[Dataset items]
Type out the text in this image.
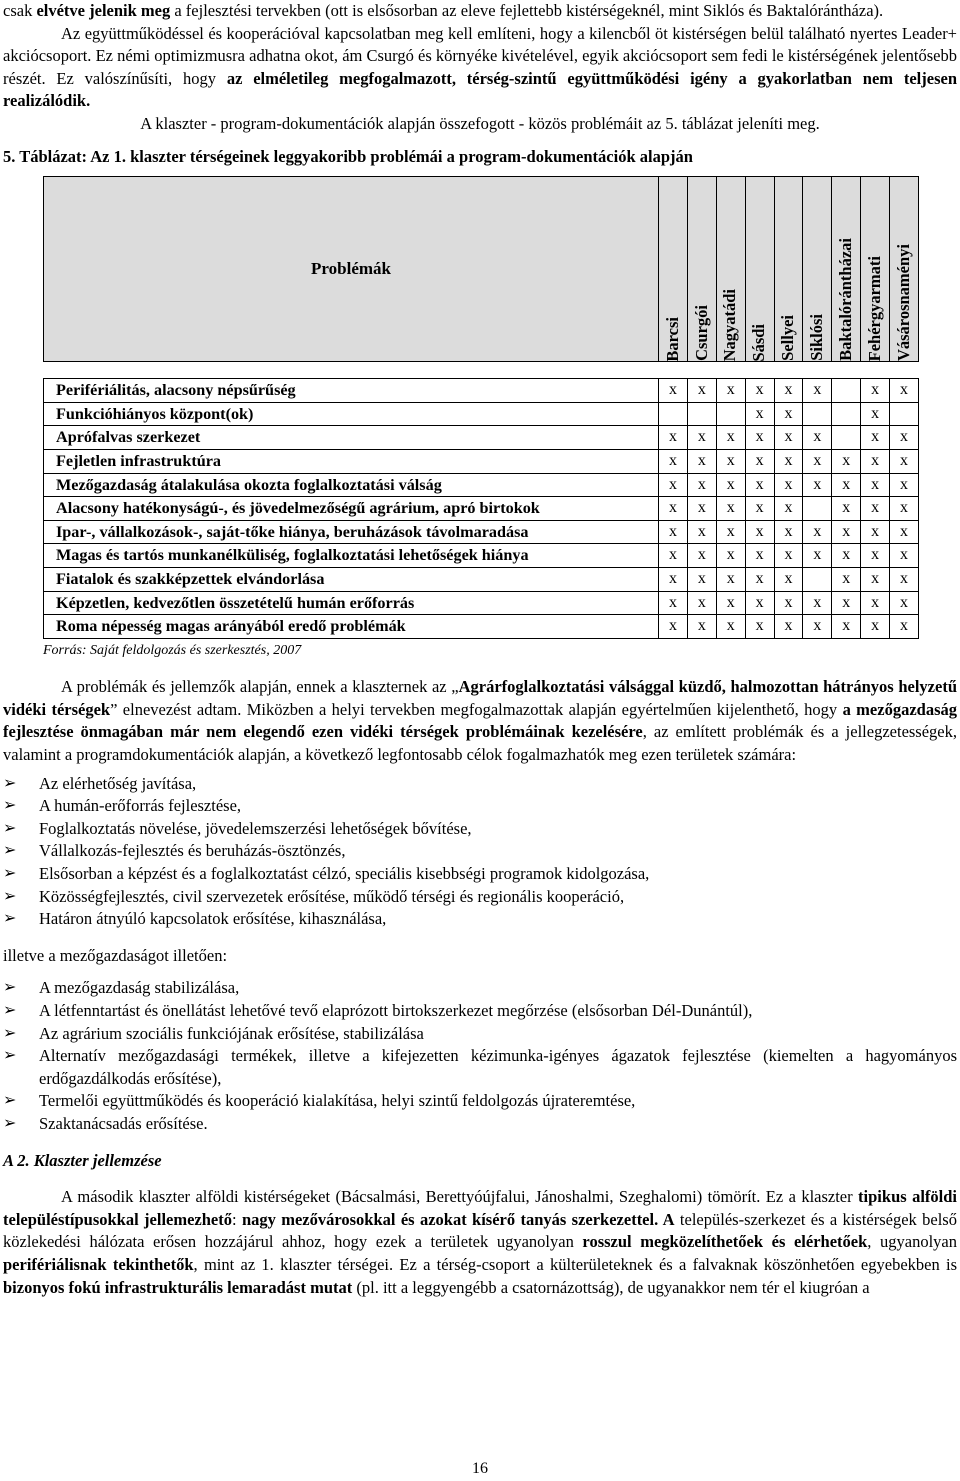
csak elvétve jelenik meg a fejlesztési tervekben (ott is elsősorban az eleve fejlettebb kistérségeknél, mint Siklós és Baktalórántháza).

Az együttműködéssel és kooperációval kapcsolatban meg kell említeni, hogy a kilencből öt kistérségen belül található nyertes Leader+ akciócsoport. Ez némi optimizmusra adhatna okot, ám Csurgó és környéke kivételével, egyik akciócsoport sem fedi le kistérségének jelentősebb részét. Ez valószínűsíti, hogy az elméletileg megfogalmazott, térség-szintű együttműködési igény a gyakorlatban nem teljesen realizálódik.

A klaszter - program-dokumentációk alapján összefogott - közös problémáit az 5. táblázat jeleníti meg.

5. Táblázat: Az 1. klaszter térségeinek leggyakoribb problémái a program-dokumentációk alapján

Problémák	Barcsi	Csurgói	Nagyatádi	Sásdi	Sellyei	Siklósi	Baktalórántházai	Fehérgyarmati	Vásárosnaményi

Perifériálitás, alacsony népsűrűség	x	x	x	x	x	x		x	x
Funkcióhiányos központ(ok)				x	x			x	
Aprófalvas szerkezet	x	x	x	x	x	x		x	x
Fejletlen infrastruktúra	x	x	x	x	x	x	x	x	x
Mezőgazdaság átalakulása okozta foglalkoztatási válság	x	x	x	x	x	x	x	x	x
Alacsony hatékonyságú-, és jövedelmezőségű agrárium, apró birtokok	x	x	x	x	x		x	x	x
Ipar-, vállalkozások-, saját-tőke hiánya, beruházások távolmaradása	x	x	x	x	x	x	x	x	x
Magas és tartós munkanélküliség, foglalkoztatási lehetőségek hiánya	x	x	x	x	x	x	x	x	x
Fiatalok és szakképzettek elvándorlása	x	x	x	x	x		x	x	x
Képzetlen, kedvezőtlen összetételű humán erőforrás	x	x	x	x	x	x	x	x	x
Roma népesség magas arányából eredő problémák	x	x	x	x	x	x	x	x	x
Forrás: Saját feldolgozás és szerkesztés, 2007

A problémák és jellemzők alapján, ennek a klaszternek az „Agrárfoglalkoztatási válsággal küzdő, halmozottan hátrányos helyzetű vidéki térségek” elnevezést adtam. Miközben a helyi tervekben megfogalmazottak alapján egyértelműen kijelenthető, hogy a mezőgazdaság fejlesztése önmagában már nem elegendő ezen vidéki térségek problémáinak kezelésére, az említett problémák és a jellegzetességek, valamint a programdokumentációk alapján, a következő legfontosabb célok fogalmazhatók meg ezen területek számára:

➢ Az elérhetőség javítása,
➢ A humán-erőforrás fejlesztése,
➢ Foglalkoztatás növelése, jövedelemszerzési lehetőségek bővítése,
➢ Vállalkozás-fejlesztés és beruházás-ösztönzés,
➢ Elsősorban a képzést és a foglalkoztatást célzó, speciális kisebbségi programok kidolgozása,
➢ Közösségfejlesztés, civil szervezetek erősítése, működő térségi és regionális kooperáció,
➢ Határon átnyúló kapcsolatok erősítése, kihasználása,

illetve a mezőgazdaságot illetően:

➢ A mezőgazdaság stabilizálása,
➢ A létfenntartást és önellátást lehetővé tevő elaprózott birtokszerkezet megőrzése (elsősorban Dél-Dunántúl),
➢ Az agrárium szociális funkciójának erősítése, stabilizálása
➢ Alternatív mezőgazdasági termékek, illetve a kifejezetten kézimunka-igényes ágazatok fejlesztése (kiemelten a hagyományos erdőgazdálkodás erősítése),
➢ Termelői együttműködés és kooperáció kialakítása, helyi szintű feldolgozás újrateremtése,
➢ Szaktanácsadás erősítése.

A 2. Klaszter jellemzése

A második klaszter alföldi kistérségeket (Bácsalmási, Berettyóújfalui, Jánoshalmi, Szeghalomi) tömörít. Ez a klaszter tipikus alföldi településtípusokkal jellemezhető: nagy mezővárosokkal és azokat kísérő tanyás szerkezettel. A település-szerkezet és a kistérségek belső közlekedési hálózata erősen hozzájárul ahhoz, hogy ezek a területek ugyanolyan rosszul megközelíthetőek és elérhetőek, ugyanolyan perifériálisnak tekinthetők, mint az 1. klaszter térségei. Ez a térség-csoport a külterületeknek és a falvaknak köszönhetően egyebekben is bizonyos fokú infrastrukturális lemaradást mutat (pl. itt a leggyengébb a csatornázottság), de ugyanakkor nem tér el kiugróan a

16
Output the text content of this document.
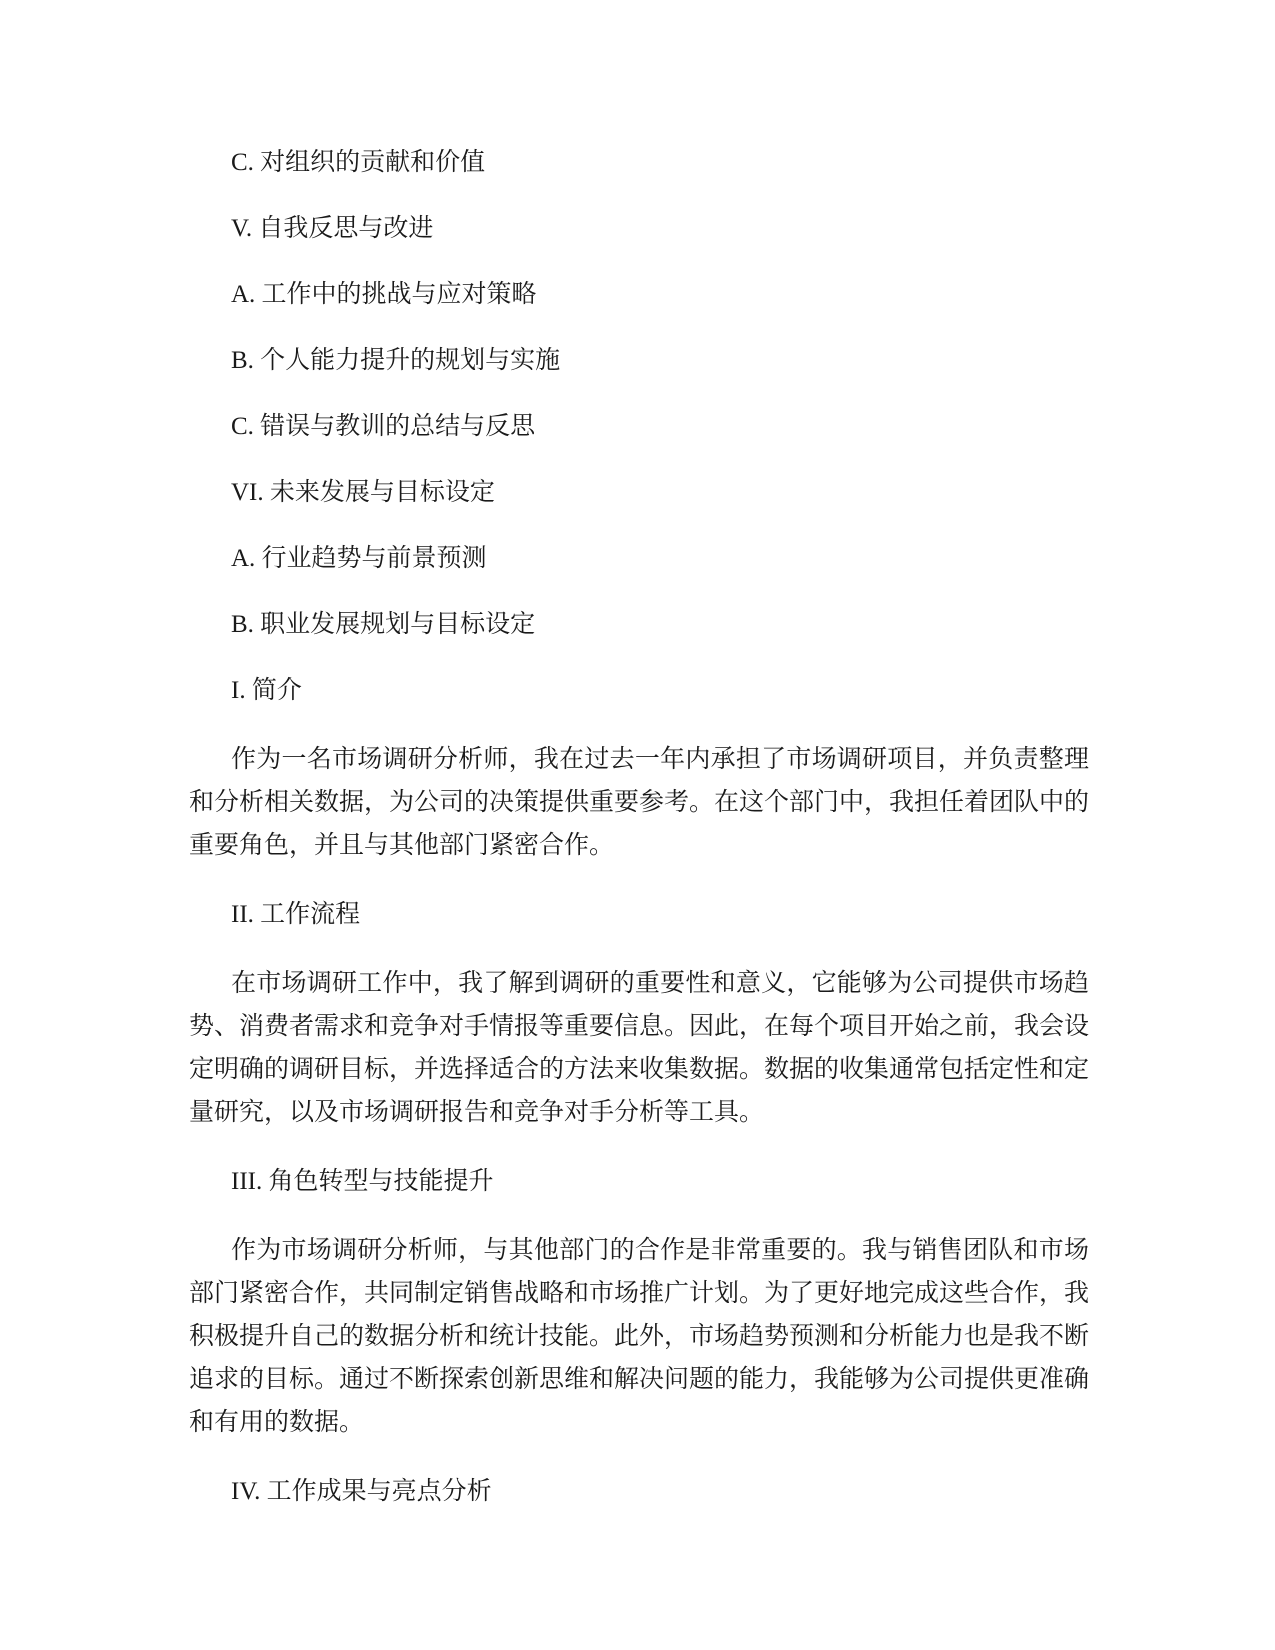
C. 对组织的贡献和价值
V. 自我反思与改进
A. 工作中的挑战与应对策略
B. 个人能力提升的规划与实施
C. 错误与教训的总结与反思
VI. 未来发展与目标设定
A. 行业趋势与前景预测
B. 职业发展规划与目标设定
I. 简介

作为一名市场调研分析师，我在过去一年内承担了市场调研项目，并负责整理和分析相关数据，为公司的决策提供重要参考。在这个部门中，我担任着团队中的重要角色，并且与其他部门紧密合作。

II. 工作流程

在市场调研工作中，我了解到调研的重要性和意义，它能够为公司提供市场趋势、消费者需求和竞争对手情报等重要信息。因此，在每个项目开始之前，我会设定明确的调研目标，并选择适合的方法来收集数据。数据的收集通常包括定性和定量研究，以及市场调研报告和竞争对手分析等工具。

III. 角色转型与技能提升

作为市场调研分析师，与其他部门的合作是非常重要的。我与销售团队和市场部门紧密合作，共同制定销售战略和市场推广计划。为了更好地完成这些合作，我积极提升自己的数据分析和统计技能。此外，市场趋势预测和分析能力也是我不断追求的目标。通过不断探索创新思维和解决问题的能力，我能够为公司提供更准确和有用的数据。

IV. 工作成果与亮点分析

:: What is asked ::
Show every line from the entries above in which "feldolgozás" appears.

:: Response ::
Forrás: Saját feldolgozás és szerkesztés, 2007
➢ Termelői együttműködés és kooperáció kialakítása, helyi szintű feldolgozás újrateremtése,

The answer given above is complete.